### Given exercise:
Please format the stretch of data from its start through the line containing "body-line: Puerto de" as a JSON list of strings, one string per line, leaving out blank lines.

### Records provided:
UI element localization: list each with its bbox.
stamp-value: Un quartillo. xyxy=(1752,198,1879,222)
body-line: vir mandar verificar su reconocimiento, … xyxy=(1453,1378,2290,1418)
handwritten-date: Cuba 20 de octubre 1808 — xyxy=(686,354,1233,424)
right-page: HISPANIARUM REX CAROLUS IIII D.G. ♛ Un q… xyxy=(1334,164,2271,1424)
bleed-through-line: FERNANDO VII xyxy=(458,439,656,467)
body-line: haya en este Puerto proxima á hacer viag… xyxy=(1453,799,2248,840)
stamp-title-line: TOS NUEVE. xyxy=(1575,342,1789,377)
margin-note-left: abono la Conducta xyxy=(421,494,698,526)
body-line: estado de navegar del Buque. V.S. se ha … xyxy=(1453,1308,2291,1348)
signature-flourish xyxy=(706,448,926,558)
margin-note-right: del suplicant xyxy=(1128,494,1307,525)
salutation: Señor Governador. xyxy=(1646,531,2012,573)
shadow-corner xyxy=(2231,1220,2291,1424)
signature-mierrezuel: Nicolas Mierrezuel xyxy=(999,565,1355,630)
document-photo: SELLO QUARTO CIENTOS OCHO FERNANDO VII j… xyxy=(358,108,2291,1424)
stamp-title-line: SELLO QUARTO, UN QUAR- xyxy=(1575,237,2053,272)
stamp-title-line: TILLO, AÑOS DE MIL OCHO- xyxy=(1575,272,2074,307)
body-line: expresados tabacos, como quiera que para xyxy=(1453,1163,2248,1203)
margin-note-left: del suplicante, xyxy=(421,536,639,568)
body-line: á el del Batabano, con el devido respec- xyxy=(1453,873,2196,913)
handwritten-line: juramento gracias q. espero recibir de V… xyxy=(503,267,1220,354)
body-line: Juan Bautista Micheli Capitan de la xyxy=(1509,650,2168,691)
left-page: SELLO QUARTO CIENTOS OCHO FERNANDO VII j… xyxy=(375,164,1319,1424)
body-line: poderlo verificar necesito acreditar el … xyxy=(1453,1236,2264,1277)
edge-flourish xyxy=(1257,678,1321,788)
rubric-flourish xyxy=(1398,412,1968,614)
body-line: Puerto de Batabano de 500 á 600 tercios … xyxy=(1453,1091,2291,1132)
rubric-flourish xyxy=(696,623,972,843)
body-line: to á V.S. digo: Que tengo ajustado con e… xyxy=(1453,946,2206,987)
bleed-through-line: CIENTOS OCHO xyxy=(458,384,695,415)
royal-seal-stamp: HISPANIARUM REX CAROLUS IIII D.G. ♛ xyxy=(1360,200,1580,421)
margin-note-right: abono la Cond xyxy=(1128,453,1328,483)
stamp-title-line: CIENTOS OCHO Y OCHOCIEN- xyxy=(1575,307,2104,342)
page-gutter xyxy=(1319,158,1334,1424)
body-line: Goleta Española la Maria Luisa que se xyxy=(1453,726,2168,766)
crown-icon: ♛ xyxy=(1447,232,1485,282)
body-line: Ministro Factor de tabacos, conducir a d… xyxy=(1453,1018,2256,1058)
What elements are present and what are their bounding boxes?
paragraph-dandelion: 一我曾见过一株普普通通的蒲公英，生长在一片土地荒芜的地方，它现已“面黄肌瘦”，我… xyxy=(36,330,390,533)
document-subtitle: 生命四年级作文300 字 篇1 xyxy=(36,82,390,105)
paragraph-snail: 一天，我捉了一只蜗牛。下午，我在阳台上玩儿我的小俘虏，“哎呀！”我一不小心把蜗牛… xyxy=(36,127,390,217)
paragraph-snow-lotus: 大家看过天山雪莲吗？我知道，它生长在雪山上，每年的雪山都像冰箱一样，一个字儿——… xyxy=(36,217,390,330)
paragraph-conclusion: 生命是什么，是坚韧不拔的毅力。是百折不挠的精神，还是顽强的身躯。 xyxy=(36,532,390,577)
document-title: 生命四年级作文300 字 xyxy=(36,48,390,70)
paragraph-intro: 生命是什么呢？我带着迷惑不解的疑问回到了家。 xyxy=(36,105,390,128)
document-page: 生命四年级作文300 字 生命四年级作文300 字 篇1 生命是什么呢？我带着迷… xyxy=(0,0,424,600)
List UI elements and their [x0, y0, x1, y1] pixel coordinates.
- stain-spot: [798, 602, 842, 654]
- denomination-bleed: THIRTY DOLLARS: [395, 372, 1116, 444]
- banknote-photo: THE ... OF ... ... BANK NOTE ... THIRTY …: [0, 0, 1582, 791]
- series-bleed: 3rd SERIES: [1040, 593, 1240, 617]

### Full answer:
[
  "UI element localization: list each with its bbox.",
  "stamp-value: Un quartillo. xyxy=(1752,198,1879,222)",
  "body-line: vir mandar verificar su reconocimiento, … xyxy=(1453,1378,2290,1418)",
  "handwritten-date: Cuba 20 de octubre 1808 — xyxy=(686,354,1233,424)",
  "right-page: HISPANIARUM REX CAROLUS IIII D.G. ♛ Un q… xyxy=(1334,164,2271,1424)",
  "bleed-through-line: FERNANDO VII xyxy=(458,439,656,467)",
  "body-line: haya en este Puerto proxima á hacer viag… xyxy=(1453,799,2248,840)",
  "stamp-title-line: TOS NUEVE. xyxy=(1575,342,1789,377)",
  "margin-note-left: abono la Conducta xyxy=(421,494,698,526)",
  "body-line: estado de navegar del Buque. V.S. se ha … xyxy=(1453,1308,2291,1348)",
  "signature-flourish xyxy=(706,448,926,558)",
  "margin-note-right: del suplicant xyxy=(1128,494,1307,525)",
  "salutation: Señor Governador. xyxy=(1646,531,2012,573)",
  "shadow-corner xyxy=(2231,1220,2291,1424)",
  "signature-mierrezuel: Nicolas Mierrezuel xyxy=(999,565,1355,630)",
  "document-photo: SELLO QUARTO CIENTOS OCHO FERNANDO VII j… xyxy=(358,108,2291,1424)",
  "stamp-title-line: SELLO QUARTO, UN QUAR- xyxy=(1575,237,2053,272)",
  "stamp-title-line: TILLO, AÑOS DE MIL OCHO- xyxy=(1575,272,2074,307)",
  "body-line: expresados tabacos, como quiera que para xyxy=(1453,1163,2248,1203)",
  "margin-note-left: del suplicante, xyxy=(421,536,639,568)",
  "body-line: á el del Batabano, con el devido respec- xyxy=(1453,873,2196,913)",
  "handwritten-line: juramento gracias q. espero recibir de V… xyxy=(503,267,1220,354)",
  "body-line: Juan Bautista Micheli Capitan de la xyxy=(1509,650,2168,691)",
  "left-page: SELLO QUARTO CIENTOS OCHO FERNANDO VII j… xyxy=(375,164,1319,1424)",
  "body-line: poderlo verificar necesito acreditar el … xyxy=(1453,1236,2264,1277)",
  "edge-flourish xyxy=(1257,678,1321,788)",
  "rubric-flourish xyxy=(1398,412,1968,614)",
  "body-line: Puerto de Batabano de 500 á 600 tercios … xyxy=(1453,1091,2291,1132)"
]